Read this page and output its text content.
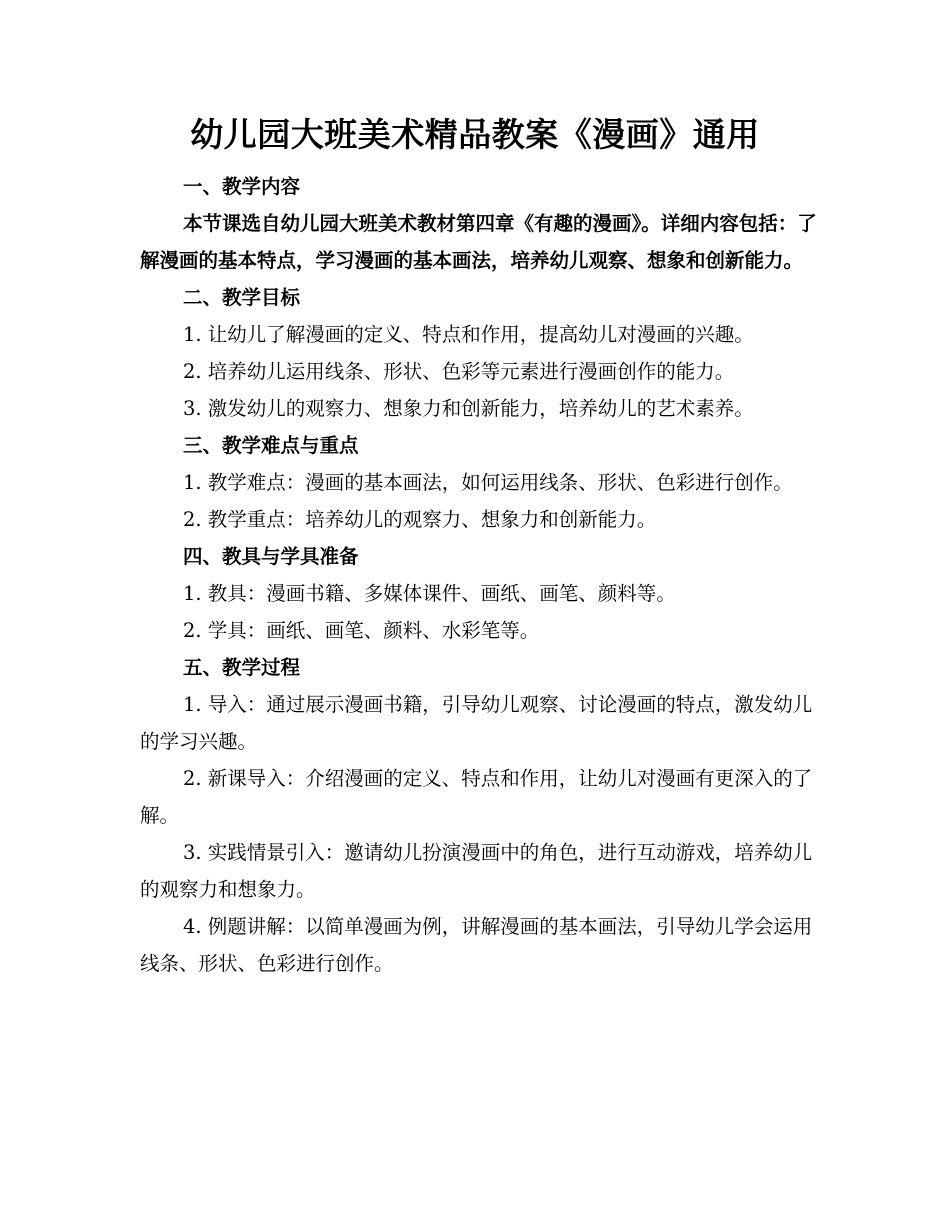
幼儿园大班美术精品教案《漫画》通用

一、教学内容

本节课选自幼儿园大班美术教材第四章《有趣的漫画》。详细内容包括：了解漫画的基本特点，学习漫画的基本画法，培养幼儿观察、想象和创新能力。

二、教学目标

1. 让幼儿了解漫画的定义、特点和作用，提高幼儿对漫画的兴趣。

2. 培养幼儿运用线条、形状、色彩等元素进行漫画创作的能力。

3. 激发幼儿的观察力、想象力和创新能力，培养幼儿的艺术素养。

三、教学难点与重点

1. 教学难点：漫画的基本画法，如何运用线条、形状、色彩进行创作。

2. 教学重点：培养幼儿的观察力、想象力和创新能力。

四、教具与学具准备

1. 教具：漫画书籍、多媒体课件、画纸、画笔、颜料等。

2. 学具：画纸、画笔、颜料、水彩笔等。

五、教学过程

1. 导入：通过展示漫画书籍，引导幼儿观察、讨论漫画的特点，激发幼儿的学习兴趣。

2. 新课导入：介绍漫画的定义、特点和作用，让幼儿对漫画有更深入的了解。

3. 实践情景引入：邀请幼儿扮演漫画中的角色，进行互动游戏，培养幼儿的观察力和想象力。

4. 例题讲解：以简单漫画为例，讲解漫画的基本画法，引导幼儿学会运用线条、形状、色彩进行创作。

---

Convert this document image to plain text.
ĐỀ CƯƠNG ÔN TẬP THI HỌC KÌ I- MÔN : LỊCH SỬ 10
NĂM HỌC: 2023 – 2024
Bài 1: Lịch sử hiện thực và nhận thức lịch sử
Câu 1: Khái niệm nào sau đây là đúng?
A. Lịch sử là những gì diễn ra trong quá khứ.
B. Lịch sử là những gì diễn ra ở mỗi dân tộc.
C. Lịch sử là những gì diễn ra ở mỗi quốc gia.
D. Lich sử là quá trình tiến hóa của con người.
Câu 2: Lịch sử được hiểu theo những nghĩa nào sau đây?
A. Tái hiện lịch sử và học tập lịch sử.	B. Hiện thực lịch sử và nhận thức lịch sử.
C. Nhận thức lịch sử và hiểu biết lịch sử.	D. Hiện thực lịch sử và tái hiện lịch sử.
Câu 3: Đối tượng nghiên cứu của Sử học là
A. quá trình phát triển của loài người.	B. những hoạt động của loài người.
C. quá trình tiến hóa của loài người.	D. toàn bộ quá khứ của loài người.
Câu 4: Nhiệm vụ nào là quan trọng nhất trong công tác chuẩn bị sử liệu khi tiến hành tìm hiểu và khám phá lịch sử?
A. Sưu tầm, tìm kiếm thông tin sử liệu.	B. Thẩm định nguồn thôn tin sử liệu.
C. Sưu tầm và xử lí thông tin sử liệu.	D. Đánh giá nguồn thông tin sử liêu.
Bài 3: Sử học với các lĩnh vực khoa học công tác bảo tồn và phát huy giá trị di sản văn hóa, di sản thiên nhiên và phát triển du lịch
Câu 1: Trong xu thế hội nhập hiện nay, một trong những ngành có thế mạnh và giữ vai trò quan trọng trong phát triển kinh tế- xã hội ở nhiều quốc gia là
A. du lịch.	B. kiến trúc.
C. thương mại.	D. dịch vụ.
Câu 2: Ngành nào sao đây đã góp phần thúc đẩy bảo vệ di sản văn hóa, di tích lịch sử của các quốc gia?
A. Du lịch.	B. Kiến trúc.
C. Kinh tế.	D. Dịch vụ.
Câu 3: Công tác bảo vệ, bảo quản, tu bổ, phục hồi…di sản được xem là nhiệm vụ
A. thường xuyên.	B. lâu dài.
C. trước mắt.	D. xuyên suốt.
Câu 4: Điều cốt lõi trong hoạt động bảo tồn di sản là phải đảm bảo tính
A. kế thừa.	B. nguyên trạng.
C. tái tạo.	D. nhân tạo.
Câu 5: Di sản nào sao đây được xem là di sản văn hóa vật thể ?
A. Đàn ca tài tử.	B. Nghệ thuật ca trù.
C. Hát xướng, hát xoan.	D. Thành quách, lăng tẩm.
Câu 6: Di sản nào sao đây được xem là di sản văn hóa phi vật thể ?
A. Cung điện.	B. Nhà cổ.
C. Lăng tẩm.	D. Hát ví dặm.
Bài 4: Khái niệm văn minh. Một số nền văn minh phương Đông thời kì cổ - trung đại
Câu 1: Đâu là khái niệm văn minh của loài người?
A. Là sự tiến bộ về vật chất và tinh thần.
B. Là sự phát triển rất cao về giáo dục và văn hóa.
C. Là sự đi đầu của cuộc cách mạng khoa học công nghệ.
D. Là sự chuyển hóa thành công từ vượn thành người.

• _The task_
List each line of the records that holds the string "tiến".

• _Solution to the problem_
D. Lich sử là quá trình tiến hóa của con người.
C. quá trình tiến hóa của loài người.	D. toàn bộ quá khứ của loài người.
Câu 4: Nhiệm vụ nào là quan trọng nhất trong công tác chuẩn bị sử liệu khi tiến hành tìm hiểu và khám phá lịch sử?
A. Là sự tiến bộ về vật chất và tinh thần.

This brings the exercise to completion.